* Exercise
Collect all lines below with the string "антикоррупционной".

= = =

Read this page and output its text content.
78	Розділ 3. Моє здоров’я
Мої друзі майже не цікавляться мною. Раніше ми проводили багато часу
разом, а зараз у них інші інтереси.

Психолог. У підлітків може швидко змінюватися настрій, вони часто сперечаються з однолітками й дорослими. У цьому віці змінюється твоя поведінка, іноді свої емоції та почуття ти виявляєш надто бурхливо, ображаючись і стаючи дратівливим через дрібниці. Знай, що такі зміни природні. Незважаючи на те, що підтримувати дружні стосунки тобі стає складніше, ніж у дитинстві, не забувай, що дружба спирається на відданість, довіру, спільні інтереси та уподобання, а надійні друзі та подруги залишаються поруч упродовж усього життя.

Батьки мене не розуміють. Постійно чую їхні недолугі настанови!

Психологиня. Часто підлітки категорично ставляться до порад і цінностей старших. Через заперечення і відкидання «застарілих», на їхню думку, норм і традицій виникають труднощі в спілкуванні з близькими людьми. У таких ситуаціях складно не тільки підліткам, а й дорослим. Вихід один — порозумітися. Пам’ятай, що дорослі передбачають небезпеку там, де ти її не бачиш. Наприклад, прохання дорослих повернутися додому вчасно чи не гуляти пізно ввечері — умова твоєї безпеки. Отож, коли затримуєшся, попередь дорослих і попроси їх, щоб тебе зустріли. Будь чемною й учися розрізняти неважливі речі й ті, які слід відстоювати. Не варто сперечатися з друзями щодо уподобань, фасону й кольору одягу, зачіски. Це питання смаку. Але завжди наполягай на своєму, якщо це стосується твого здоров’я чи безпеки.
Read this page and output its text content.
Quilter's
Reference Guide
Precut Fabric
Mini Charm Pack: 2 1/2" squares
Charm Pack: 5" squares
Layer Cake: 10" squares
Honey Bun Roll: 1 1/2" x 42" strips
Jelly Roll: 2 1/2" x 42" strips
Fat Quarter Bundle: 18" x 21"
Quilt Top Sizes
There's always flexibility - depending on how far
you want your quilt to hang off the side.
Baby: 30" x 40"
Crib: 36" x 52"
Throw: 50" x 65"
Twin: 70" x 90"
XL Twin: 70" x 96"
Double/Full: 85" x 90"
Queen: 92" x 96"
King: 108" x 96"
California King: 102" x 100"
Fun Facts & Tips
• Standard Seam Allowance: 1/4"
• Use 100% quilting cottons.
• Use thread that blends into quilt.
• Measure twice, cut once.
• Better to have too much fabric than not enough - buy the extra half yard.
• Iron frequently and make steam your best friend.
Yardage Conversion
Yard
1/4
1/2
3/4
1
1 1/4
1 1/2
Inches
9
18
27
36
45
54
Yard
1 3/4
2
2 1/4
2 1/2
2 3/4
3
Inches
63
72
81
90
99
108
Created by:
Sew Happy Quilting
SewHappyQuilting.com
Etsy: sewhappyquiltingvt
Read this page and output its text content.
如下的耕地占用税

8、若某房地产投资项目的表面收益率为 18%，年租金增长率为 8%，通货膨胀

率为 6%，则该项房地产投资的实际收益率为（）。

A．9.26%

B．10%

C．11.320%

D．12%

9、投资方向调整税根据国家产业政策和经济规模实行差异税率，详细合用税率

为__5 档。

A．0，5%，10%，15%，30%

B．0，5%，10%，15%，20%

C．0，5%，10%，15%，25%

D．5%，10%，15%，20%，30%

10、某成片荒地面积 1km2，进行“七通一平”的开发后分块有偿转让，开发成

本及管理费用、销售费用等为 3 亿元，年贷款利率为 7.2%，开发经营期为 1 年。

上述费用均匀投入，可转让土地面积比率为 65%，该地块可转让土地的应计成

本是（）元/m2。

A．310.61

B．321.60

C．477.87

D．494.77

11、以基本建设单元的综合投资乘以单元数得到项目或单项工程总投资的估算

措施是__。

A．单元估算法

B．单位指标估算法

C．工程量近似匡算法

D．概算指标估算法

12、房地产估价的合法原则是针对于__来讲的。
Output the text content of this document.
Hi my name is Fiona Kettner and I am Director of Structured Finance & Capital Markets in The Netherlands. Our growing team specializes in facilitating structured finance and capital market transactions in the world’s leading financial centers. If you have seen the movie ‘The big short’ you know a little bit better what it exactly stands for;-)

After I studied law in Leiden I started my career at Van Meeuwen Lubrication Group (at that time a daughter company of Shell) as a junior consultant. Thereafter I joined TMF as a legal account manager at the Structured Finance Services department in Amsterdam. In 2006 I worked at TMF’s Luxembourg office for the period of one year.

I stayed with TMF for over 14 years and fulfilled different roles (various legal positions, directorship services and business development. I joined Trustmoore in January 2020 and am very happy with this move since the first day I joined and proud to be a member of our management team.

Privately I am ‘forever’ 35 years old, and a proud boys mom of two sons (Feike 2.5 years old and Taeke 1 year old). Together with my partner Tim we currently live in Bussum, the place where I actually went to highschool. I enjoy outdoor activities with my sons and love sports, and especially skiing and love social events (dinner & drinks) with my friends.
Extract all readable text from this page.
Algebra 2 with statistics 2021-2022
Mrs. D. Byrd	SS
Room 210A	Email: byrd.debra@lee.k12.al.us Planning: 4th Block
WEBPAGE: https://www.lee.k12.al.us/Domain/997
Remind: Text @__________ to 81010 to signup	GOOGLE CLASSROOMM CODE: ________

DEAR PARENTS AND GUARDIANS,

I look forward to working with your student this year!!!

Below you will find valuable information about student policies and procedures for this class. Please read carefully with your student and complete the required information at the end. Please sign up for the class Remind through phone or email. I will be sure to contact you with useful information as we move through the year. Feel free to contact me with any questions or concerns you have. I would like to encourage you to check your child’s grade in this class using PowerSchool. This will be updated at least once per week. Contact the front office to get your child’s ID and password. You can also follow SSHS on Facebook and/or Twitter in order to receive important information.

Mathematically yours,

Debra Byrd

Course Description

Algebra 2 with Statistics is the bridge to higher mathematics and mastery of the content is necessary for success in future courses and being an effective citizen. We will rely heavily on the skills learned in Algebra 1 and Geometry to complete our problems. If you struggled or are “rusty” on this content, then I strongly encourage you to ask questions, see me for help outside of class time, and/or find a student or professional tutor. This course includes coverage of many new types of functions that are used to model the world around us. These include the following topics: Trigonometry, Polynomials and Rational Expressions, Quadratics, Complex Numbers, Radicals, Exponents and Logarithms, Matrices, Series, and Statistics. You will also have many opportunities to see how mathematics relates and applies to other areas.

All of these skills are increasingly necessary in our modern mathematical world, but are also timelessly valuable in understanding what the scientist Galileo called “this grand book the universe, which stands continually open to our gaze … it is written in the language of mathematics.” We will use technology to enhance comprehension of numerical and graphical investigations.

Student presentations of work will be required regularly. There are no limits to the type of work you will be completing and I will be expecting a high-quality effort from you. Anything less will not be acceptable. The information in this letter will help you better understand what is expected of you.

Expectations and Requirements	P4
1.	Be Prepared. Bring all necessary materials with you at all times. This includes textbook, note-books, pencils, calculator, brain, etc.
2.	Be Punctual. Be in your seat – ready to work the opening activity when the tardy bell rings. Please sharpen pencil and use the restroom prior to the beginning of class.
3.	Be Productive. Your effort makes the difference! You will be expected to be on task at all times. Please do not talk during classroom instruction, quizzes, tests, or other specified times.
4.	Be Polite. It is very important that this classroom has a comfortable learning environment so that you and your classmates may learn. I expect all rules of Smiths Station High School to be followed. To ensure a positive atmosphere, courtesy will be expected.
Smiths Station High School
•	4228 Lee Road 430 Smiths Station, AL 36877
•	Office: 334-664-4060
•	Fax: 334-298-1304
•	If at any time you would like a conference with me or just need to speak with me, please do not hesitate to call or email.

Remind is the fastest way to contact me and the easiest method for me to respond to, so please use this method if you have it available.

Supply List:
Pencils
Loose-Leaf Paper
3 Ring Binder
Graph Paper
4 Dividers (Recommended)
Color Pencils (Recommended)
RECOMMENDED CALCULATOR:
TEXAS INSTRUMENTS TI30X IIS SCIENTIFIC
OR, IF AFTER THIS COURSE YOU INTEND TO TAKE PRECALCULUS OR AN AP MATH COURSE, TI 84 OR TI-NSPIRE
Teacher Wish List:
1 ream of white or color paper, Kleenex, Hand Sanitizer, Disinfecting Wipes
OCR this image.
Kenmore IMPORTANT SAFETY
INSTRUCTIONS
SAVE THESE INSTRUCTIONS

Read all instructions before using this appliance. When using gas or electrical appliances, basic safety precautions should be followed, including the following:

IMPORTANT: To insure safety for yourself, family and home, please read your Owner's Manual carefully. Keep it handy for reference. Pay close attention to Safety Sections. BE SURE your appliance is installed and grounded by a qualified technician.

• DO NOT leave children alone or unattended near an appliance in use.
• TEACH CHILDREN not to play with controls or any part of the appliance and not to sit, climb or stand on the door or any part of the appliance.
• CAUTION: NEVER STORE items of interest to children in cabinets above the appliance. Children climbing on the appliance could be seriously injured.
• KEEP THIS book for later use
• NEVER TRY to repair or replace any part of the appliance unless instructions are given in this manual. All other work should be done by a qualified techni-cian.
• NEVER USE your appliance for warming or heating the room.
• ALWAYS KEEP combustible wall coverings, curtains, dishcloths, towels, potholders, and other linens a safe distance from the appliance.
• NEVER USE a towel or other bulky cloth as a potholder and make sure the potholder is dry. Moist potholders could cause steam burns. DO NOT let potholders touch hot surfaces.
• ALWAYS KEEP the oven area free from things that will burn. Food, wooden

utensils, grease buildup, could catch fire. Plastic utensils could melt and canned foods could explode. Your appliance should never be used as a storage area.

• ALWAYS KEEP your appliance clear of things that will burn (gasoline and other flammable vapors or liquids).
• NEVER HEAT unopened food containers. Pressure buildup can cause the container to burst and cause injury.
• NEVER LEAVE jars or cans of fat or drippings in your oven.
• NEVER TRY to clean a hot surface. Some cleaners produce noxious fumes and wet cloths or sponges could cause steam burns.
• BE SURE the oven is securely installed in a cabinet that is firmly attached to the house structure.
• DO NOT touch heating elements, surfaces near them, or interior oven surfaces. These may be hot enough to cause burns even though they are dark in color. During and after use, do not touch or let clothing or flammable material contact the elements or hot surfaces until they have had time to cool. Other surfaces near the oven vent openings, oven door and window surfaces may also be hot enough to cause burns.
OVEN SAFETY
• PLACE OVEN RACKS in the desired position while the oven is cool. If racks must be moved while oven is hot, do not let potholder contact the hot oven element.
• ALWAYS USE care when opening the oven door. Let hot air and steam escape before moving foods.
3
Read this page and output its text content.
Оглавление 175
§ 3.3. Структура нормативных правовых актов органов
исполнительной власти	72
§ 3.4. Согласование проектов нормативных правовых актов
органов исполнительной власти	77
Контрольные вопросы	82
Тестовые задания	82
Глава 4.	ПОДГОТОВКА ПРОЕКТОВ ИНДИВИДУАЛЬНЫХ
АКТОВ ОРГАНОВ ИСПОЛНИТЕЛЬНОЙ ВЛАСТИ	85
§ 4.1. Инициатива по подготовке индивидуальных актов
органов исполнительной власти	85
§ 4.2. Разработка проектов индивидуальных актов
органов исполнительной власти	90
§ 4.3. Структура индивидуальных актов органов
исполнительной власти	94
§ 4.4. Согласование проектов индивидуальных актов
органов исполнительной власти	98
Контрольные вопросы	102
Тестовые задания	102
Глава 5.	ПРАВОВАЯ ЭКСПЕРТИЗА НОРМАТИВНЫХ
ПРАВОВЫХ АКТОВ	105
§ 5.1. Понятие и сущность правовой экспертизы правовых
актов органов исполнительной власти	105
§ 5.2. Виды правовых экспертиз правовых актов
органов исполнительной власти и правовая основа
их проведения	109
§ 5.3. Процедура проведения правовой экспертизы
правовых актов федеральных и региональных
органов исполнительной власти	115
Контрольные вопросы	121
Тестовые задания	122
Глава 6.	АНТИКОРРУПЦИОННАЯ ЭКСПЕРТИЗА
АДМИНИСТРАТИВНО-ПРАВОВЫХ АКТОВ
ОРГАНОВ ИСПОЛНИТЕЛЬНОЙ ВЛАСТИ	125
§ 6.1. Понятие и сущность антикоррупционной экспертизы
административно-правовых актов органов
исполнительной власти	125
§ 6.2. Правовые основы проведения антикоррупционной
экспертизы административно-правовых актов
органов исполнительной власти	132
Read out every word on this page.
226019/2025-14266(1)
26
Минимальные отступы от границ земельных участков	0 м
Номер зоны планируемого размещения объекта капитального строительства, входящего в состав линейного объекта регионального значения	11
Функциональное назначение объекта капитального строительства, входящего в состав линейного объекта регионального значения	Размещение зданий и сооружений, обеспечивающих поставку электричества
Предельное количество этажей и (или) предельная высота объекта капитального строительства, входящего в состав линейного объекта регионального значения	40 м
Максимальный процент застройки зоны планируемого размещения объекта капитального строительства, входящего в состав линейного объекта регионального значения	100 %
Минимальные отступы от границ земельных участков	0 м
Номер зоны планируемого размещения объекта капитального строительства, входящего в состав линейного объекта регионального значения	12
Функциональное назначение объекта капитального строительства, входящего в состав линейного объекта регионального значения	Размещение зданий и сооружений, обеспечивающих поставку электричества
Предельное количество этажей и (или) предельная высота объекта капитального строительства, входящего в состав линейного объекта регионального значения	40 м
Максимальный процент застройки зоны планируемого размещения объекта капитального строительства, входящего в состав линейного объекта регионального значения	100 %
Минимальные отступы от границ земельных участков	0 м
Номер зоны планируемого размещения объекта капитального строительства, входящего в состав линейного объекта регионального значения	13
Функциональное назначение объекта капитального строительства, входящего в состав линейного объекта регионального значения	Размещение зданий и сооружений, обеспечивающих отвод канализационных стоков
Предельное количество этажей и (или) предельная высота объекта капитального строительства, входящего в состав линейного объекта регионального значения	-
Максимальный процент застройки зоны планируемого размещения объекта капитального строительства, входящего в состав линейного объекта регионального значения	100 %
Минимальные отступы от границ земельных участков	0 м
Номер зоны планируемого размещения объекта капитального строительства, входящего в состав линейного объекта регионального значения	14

= = =

* Final answer
§ 6.1. Понятие и сущность антикоррупционной экспертизы
§ 6.2. Правовые основы проведения антикоррупционной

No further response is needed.